◆ **What to do**
Any pictures in the records below should be skipped; write out everything else exactly.
········
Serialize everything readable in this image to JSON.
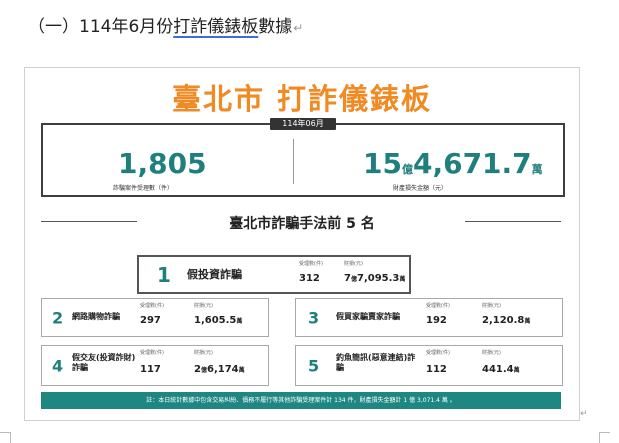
{
  "section_heading": {
    "prefix": "（一）114年6月份",
    "underlined": "打詐儀錶板",
    "suffix": "數據",
    "mark": "↵"
  },
  "poster": {
    "title": "臺北市 打詐儀錶板",
    "period": "114年06月",
    "cases": {
      "value": "1,805",
      "label": "詐騙案件受理數（件）"
    },
    "loss": {
      "yi": "15",
      "yi_unit": "億",
      "wan": "4,671.7",
      "wan_unit": "萬",
      "label": "財產損失金額（元）"
    },
    "ranking_title": "臺北市詐騙手法前 5 名",
    "col_cases": "受理數(件)",
    "col_loss": "財損(元)",
    "ranks": [
      {
        "rank": "1",
        "name": "假投資詐騙",
        "cases": "312",
        "loss_pre": "7",
        "loss_pre_unit": "億",
        "loss_num": "7,095.3",
        "loss_unit": "萬"
      },
      {
        "rank": "2",
        "name": "網路購物詐騙",
        "cases": "297",
        "loss_num": "1,605.5",
        "loss_unit": "萬"
      },
      {
        "rank": "3",
        "name": "假買家騙賣家詐騙",
        "cases": "192",
        "loss_num": "2,120.8",
        "loss_unit": "萬"
      },
      {
        "rank": "4",
        "name": "假交友(投資詐財)詐騙",
        "cases": "117",
        "loss_pre": "2",
        "loss_pre_unit": "億",
        "loss_num": "6,174",
        "loss_unit": "萬"
      },
      {
        "rank": "5",
        "name": "釣魚簡訊(惡意連結)詐騙",
        "cases": "112",
        "loss_num": "441.4",
        "loss_unit": "萬"
      }
    ],
    "footnote": "註：本日統計數據中包含交易糾紛、債務不履行等其他詐騙受理案件計 134 件，財產損失金額計 1 億 3,071.4 萬 。"
  }
}
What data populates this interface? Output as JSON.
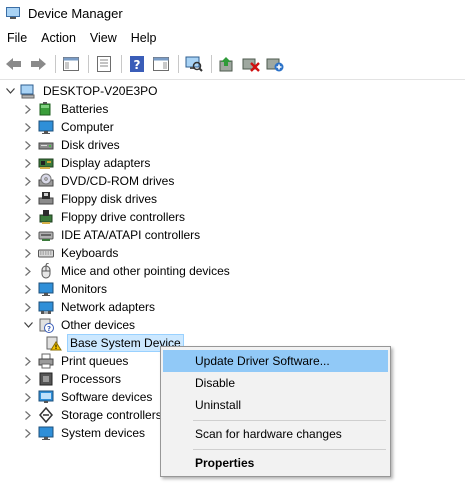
{
  "window": {
    "title": "Device Manager"
  },
  "menu": [
    "File",
    "Action",
    "View",
    "Help"
  ],
  "toolbar": {
    "buttons": [
      "back-icon",
      "forward-icon",
      "show-hide-console-tree-icon",
      "properties-icon",
      "help-icon",
      "show-action-pane-icon",
      "scan-hardware-icon",
      "update-driver-icon",
      "uninstall-device-icon",
      "add-legacy-hardware-icon"
    ]
  },
  "tree": {
    "root": "DESKTOP-V20E3PO",
    "categories": [
      {
        "label": "Batteries",
        "icon": "battery-icon",
        "expanded": false
      },
      {
        "label": "Computer",
        "icon": "computer-icon",
        "expanded": false
      },
      {
        "label": "Disk drives",
        "icon": "disk-drive-icon",
        "expanded": false
      },
      {
        "label": "Display adapters",
        "icon": "display-adapter-icon",
        "expanded": false
      },
      {
        "label": "DVD/CD-ROM drives",
        "icon": "dvd-drive-icon",
        "expanded": false
      },
      {
        "label": "Floppy disk drives",
        "icon": "floppy-drive-icon",
        "expanded": false
      },
      {
        "label": "Floppy drive controllers",
        "icon": "floppy-controller-icon",
        "expanded": false
      },
      {
        "label": "IDE ATA/ATAPI controllers",
        "icon": "ide-controller-icon",
        "expanded": false
      },
      {
        "label": "Keyboards",
        "icon": "keyboard-icon",
        "expanded": false
      },
      {
        "label": "Mice and other pointing devices",
        "icon": "mouse-icon",
        "expanded": false
      },
      {
        "label": "Monitors",
        "icon": "monitor-icon",
        "expanded": false
      },
      {
        "label": "Network adapters",
        "icon": "network-adapter-icon",
        "expanded": false
      },
      {
        "label": "Other devices",
        "icon": "other-devices-icon",
        "expanded": true
      },
      {
        "label": "Base System Device",
        "icon": "warning-device-icon",
        "child": true,
        "selected": true
      },
      {
        "label": "Print queues",
        "icon": "printer-icon",
        "expanded": false
      },
      {
        "label": "Processors",
        "icon": "processor-icon",
        "expanded": false
      },
      {
        "label": "Software devices",
        "icon": "software-device-icon",
        "expanded": false
      },
      {
        "label": "Storage controllers",
        "icon": "storage-controller-icon",
        "expanded": false
      },
      {
        "label": "System devices",
        "icon": "system-device-icon",
        "expanded": false
      }
    ]
  },
  "context_menu": {
    "items": [
      {
        "label": "Update Driver Software...",
        "highlighted": true
      },
      {
        "label": "Disable"
      },
      {
        "label": "Uninstall"
      },
      {
        "separator": true
      },
      {
        "label": "Scan for hardware changes"
      },
      {
        "separator": true
      },
      {
        "label": "Properties",
        "bold": true
      }
    ]
  }
}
········
◆ **Response below**
Serialize everything readable in this image to JSON.
{
  "section_heading": {
    "prefix": "（一）114年6月份",
    "underlined": "打詐儀錶板",
    "suffix": "數據",
    "mark": "↵"
  },
  "poster": {
    "title": "臺北市 打詐儀錶板",
    "period": "114年06月",
    "cases": {
      "value": "1,805",
      "label": "詐騙案件受理數（件）"
    },
    "loss": {
      "yi": "15",
      "yi_unit": "億",
      "wan": "4,671.7",
      "wan_unit": "萬",
      "label": "財產損失金額（元）"
    },
    "ranking_title": "臺北市詐騙手法前 5 名",
    "col_cases": "受理數(件)",
    "col_loss": "財損(元)",
    "ranks": [
      {
        "rank": "1",
        "name": "假投資詐騙",
        "cases": "312",
        "loss_pre": "7",
        "loss_pre_unit": "億",
        "loss_num": "7,095.3",
        "loss_unit": "萬"
      },
      {
        "rank": "2",
        "name": "網路購物詐騙",
        "cases": "297",
        "loss_num": "1,605.5",
        "loss_unit": "萬"
      },
      {
        "rank": "3",
        "name": "假買家騙賣家詐騙",
        "cases": "192",
        "loss_num": "2,120.8",
        "loss_unit": "萬"
      },
      {
        "rank": "4",
        "name": "假交友(投資詐財)詐騙",
        "cases": "117",
        "loss_pre": "2",
        "loss_pre_unit": "億",
        "loss_num": "6,174",
        "loss_unit": "萬"
      },
      {
        "rank": "5",
        "name": "釣魚簡訊(惡意連結)詐騙",
        "cases": "112",
        "loss_num": "441.4",
        "loss_unit": "萬"
      }
    ],
    "footnote": "註：本日統計數據中包含交易糾紛、債務不履行等其他詐騙受理案件計 134 件，財產損失金額計 1 億 3,071.4 萬 。"
  }
}
What data populates this interface? Output as JSON.
{
  "window": {
    "title": "Device Manager"
  },
  "menu": [
    "File",
    "Action",
    "View",
    "Help"
  ],
  "toolbar": {
    "buttons": [
      "back-icon",
      "forward-icon",
      "show-hide-console-tree-icon",
      "properties-icon",
      "help-icon",
      "show-action-pane-icon",
      "scan-hardware-icon",
      "update-driver-icon",
      "uninstall-device-icon",
      "add-legacy-hardware-icon"
    ]
  },
  "tree": {
    "root": "DESKTOP-V20E3PO",
    "categories": [
      {
        "label": "Batteries",
        "icon": "battery-icon",
        "expanded": false
      },
      {
        "label": "Computer",
        "icon": "computer-icon",
        "expanded": false
      },
      {
        "label": "Disk drives",
        "icon": "disk-drive-icon",
        "expanded": false
      },
      {
        "label": "Display adapters",
        "icon": "display-adapter-icon",
        "expanded": false
      },
      {
        "label": "DVD/CD-ROM drives",
        "icon": "dvd-drive-icon",
        "expanded": false
      },
      {
        "label": "Floppy disk drives",
        "icon": "floppy-drive-icon",
        "expanded": false
      },
      {
        "label": "Floppy drive controllers",
        "icon": "floppy-controller-icon",
        "expanded": false
      },
      {
        "label": "IDE ATA/ATAPI controllers",
        "icon": "ide-controller-icon",
        "expanded": false
      },
      {
        "label": "Keyboards",
        "icon": "keyboard-icon",
        "expanded": false
      },
      {
        "label": "Mice and other pointing devices",
        "icon": "mouse-icon",
        "expanded": false
      },
      {
        "label": "Monitors",
        "icon": "monitor-icon",
        "expanded": false
      },
      {
        "label": "Network adapters",
        "icon": "network-adapter-icon",
        "expanded": false
      },
      {
        "label": "Other devices",
        "icon": "other-devices-icon",
        "expanded": true
      },
      {
        "label": "Base System Device",
        "icon": "warning-device-icon",
        "child": true,
        "selected": true
      },
      {
        "label": "Print queues",
        "icon": "printer-icon",
        "expanded": false
      },
      {
        "label": "Processors",
        "icon": "processor-icon",
        "expanded": false
      },
      {
        "label": "Software devices",
        "icon": "software-device-icon",
        "expanded": false
      },
      {
        "label": "Storage controllers",
        "icon": "storage-controller-icon",
        "expanded": false
      },
      {
        "label": "System devices",
        "icon": "system-device-icon",
        "expanded": false
      }
    ]
  },
  "context_menu": {
    "items": [
      {
        "label": "Update Driver Software...",
        "highlighted": true
      },
      {
        "label": "Disable"
      },
      {
        "label": "Uninstall"
      },
      {
        "separator": true
      },
      {
        "label": "Scan for hardware changes"
      },
      {
        "separator": true
      },
      {
        "label": "Properties",
        "bold": true
      }
    ]
  }
}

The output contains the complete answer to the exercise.